**INPUT MATERIAL**:
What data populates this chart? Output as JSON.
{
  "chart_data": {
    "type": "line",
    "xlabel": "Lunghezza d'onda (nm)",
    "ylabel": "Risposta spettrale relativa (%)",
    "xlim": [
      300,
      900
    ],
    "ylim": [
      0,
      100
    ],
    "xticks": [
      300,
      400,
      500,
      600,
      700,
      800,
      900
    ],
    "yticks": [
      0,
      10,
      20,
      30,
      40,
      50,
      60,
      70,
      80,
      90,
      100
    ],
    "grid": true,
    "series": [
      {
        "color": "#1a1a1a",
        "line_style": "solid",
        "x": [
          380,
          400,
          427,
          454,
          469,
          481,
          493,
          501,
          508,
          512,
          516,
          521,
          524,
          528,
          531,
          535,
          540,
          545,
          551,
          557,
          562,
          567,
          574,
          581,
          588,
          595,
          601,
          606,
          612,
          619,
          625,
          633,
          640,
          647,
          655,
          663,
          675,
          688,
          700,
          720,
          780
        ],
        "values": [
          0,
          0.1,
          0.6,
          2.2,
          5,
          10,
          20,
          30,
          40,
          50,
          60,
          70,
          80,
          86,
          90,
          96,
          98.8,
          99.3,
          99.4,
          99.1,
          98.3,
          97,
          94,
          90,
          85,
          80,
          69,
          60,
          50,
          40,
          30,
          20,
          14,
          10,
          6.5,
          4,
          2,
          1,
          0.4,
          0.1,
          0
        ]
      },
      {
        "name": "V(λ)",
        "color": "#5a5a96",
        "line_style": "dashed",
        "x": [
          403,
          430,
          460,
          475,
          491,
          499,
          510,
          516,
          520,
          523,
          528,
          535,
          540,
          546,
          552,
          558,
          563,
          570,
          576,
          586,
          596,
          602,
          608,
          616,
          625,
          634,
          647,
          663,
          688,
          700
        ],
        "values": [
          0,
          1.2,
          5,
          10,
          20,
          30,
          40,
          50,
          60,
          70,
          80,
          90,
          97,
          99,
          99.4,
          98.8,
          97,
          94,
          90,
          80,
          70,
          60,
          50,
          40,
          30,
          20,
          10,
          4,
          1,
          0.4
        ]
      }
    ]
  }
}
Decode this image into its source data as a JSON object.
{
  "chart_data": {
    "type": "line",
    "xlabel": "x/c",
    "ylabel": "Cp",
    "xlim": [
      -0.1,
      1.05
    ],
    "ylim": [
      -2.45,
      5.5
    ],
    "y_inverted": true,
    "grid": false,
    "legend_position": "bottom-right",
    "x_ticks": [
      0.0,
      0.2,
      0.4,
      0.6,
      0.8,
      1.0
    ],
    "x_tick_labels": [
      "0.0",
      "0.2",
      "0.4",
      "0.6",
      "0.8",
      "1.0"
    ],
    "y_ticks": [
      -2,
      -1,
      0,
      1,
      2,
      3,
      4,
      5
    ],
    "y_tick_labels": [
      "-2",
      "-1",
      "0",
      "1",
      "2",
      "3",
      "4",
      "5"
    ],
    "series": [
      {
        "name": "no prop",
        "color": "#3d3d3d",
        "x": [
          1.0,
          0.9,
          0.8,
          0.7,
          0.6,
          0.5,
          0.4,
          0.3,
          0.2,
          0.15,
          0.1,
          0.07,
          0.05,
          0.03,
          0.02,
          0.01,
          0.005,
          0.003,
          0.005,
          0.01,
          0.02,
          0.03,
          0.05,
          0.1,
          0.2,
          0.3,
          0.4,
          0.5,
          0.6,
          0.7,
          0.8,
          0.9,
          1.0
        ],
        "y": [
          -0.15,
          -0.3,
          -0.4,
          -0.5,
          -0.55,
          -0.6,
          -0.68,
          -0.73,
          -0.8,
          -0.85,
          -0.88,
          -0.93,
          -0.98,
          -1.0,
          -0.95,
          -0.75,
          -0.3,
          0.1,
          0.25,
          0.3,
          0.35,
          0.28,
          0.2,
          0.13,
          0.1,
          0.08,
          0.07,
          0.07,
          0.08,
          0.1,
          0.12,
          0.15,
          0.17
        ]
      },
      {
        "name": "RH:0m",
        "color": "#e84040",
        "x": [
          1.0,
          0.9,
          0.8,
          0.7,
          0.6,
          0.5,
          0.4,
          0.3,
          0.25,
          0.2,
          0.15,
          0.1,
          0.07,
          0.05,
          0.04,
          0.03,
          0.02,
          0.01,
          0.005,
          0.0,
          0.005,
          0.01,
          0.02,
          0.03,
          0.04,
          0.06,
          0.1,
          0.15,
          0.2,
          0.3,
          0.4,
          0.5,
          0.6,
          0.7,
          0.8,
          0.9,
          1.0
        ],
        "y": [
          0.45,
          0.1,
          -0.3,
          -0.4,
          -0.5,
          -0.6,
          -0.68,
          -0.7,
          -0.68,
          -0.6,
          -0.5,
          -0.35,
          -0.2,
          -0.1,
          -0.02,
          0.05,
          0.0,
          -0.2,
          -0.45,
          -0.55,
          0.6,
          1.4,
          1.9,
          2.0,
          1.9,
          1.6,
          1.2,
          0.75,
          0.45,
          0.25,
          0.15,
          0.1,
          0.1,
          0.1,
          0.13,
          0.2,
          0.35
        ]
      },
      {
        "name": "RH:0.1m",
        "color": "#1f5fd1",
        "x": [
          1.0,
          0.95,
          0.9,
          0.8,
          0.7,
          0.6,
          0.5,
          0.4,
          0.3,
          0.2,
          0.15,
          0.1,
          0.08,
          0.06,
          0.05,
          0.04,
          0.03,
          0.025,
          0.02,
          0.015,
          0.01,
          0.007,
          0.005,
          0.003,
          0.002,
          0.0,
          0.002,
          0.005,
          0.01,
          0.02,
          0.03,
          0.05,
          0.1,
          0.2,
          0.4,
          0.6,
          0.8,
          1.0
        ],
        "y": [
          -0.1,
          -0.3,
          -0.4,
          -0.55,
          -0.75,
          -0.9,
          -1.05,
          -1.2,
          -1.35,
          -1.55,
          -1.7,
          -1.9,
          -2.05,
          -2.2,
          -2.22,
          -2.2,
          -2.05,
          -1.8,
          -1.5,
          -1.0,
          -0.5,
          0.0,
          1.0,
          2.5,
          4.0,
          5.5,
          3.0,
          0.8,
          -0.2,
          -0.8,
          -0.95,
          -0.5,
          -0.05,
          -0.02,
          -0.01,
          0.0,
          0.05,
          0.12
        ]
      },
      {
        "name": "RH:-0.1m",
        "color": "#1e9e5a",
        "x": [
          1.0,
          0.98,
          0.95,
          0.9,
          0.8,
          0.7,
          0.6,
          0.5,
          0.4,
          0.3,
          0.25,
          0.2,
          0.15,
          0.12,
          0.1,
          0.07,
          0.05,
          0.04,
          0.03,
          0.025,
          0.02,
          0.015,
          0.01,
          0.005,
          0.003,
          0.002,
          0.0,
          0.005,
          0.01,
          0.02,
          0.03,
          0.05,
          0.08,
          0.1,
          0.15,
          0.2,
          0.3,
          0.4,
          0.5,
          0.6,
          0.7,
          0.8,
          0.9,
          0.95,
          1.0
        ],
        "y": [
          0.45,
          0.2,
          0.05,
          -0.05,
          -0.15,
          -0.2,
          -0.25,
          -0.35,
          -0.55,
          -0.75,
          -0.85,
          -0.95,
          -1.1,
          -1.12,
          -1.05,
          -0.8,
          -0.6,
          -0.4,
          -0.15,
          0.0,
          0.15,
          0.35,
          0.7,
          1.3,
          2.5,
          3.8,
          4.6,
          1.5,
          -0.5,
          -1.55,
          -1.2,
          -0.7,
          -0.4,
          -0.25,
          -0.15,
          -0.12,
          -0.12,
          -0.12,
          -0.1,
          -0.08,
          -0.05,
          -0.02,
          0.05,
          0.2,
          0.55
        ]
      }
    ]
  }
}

**EXERCISE PROMPT**: Repeat each record exactly, leaving nothing out.

**FULL RESPONSE**:
What data populates this chart? Output as JSON.
{
  "chart_data": {
    "type": "line",
    "xlabel": "Lunghezza d'onda (nm)",
    "ylabel": "Risposta spettrale relativa (%)",
    "xlim": [
      300,
      900
    ],
    "ylim": [
      0,
      100
    ],
    "xticks": [
      300,
      400,
      500,
      600,
      700,
      800,
      900
    ],
    "yticks": [
      0,
      10,
      20,
      30,
      40,
      50,
      60,
      70,
      80,
      90,
      100
    ],
    "grid": true,
    "series": [
      {
        "color": "#1a1a1a",
        "line_style": "solid",
        "x": [
          380,
          400,
          427,
          454,
          469,
          481,
          493,
          501,
          508,
          512,
          516,
          521,
          524,
          528,
          531,
          535,
          540,
          545,
          551,
          557,
          562,
          567,
          574,
          581,
          588,
          595,
          601,
          606,
          612,
          619,
          625,
          633,
          640,
          647,
          655,
          663,
          675,
          688,
          700,
          720,
          780
        ],
        "values": [
          0,
          0.1,
          0.6,
          2.2,
          5,
          10,
          20,
          30,
          40,
          50,
          60,
          70,
          80,
          86,
          90,
          96,
          98.8,
          99.3,
          99.4,
          99.1,
          98.3,
          97,
          94,
          90,
          85,
          80,
          69,
          60,
          50,
          40,
          30,
          20,
          14,
          10,
          6.5,
          4,
          2,
          1,
          0.4,
          0.1,
          0
        ]
      },
      {
        "name": "V(λ)",
        "color": "#5a5a96",
        "line_style": "dashed",
        "x": [
          403,
          430,
          460,
          475,
          491,
          499,
          510,
          516,
          520,
          523,
          528,
          535,
          540,
          546,
          552,
          558,
          563,
          570,
          576,
          586,
          596,
          602,
          608,
          616,
          625,
          634,
          647,
          663,
          688,
          700
        ],
        "values": [
          0,
          1.2,
          5,
          10,
          20,
          30,
          40,
          50,
          60,
          70,
          80,
          90,
          97,
          99,
          99.4,
          98.8,
          97,
          94,
          90,
          80,
          70,
          60,
          50,
          40,
          30,
          20,
          10,
          4,
          1,
          0.4
        ]
      }
    ]
  }
}
Decode this image into its source data as a JSON object.
{
  "chart_data": {
    "type": "line",
    "xlabel": "x/c",
    "ylabel": "Cp",
    "xlim": [
      -0.1,
      1.05
    ],
    "ylim": [
      -2.45,
      5.5
    ],
    "y_inverted": true,
    "grid": false,
    "legend_position": "bottom-right",
    "x_ticks": [
      0.0,
      0.2,
      0.4,
      0.6,
      0.8,
      1.0
    ],
    "x_tick_labels": [
      "0.0",
      "0.2",
      "0.4",
      "0.6",
      "0.8",
      "1.0"
    ],
    "y_ticks": [
      -2,
      -1,
      0,
      1,
      2,
      3,
      4,
      5
    ],
    "y_tick_labels": [
      "-2",
      "-1",
      "0",
      "1",
      "2",
      "3",
      "4",
      "5"
    ],
    "series": [
      {
        "name": "no prop",
        "color": "#3d3d3d",
        "x": [
          1.0,
          0.9,
          0.8,
          0.7,
          0.6,
          0.5,
          0.4,
          0.3,
          0.2,
          0.15,
          0.1,
          0.07,
          0.05,
          0.03,
          0.02,
          0.01,
          0.005,
          0.003,
          0.005,
          0.01,
          0.02,
          0.03,
          0.05,
          0.1,
          0.2,
          0.3,
          0.4,
          0.5,
          0.6,
          0.7,
          0.8,
          0.9,
          1.0
        ],
        "y": [
          -0.15,
          -0.3,
          -0.4,
          -0.5,
          -0.55,
          -0.6,
          -0.68,
          -0.73,
          -0.8,
          -0.85,
          -0.88,
          -0.93,
          -0.98,
          -1.0,
          -0.95,
          -0.75,
          -0.3,
          0.1,
          0.25,
          0.3,
          0.35,
          0.28,
          0.2,
          0.13,
          0.1,
          0.08,
          0.07,
          0.07,
          0.08,
          0.1,
          0.12,
          0.15,
          0.17
        ]
      },
      {
        "name": "RH:0m",
        "color": "#e84040",
        "x": [
          1.0,
          0.9,
          0.8,
          0.7,
          0.6,
          0.5,
          0.4,
          0.3,
          0.25,
          0.2,
          0.15,
          0.1,
          0.07,
          0.05,
          0.04,
          0.03,
          0.02,
          0.01,
          0.005,
          0.0,
          0.005,
          0.01,
          0.02,
          0.03,
          0.04,
          0.06,
          0.1,
          0.15,
          0.2,
          0.3,
          0.4,
          0.5,
          0.6,
          0.7,
          0.8,
          0.9,
          1.0
        ],
        "y": [
          0.45,
          0.1,
          -0.3,
          -0.4,
          -0.5,
          -0.6,
          -0.68,
          -0.7,
          -0.68,
          -0.6,
          -0.5,
          -0.35,
          -0.2,
          -0.1,
          -0.02,
          0.05,
          0.0,
          -0.2,
          -0.45,
          -0.55,
          0.6,
          1.4,
          1.9,
          2.0,
          1.9,
          1.6,
          1.2,
          0.75,
          0.45,
          0.25,
          0.15,
          0.1,
          0.1,
          0.1,
          0.13,
          0.2,
          0.35
        ]
      },
      {
        "name": "RH:0.1m",
        "color": "#1f5fd1",
        "x": [
          1.0,
          0.95,
          0.9,
          0.8,
          0.7,
          0.6,
          0.5,
          0.4,
          0.3,
          0.2,
          0.15,
          0.1,
          0.08,
          0.06,
          0.05,
          0.04,
          0.03,
          0.025,
          0.02,
          0.015,
          0.01,
          0.007,
          0.005,
          0.003,
          0.002,
          0.0,
          0.002,
          0.005,
          0.01,
          0.02,
          0.03,
          0.05,
          0.1,
          0.2,
          0.4,
          0.6,
          0.8,
          1.0
        ],
        "y": [
          -0.1,
          -0.3,
          -0.4,
          -0.55,
          -0.75,
          -0.9,
          -1.05,
          -1.2,
          -1.35,
          -1.55,
          -1.7,
          -1.9,
          -2.05,
          -2.2,
          -2.22,
          -2.2,
          -2.05,
          -1.8,
          -1.5,
          -1.0,
          -0.5,
          0.0,
          1.0,
          2.5,
          4.0,
          5.5,
          3.0,
          0.8,
          -0.2,
          -0.8,
          -0.95,
          -0.5,
          -0.05,
          -0.02,
          -0.01,
          0.0,
          0.05,
          0.12
        ]
      },
      {
        "name": "RH:-0.1m",
        "color": "#1e9e5a",
        "x": [
          1.0,
          0.98,
          0.95,
          0.9,
          0.8,
          0.7,
          0.6,
          0.5,
          0.4,
          0.3,
          0.25,
          0.2,
          0.15,
          0.12,
          0.1,
          0.07,
          0.05,
          0.04,
          0.03,
          0.025,
          0.02,
          0.015,
          0.01,
          0.005,
          0.003,
          0.002,
          0.0,
          0.005,
          0.01,
          0.02,
          0.03,
          0.05,
          0.08,
          0.1,
          0.15,
          0.2,
          0.3,
          0.4,
          0.5,
          0.6,
          0.7,
          0.8,
          0.9,
          0.95,
          1.0
        ],
        "y": [
          0.45,
          0.2,
          0.05,
          -0.05,
          -0.15,
          -0.2,
          -0.25,
          -0.35,
          -0.55,
          -0.75,
          -0.85,
          -0.95,
          -1.1,
          -1.12,
          -1.05,
          -0.8,
          -0.6,
          -0.4,
          -0.15,
          0.0,
          0.15,
          0.35,
          0.7,
          1.3,
          2.5,
          3.8,
          4.6,
          1.5,
          -0.5,
          -1.55,
          -1.2,
          -0.7,
          -0.4,
          -0.25,
          -0.15,
          -0.12,
          -0.12,
          -0.12,
          -0.1,
          -0.08,
          -0.05,
          -0.02,
          0.05,
          0.2,
          0.55
        ]
      }
    ]
  }
}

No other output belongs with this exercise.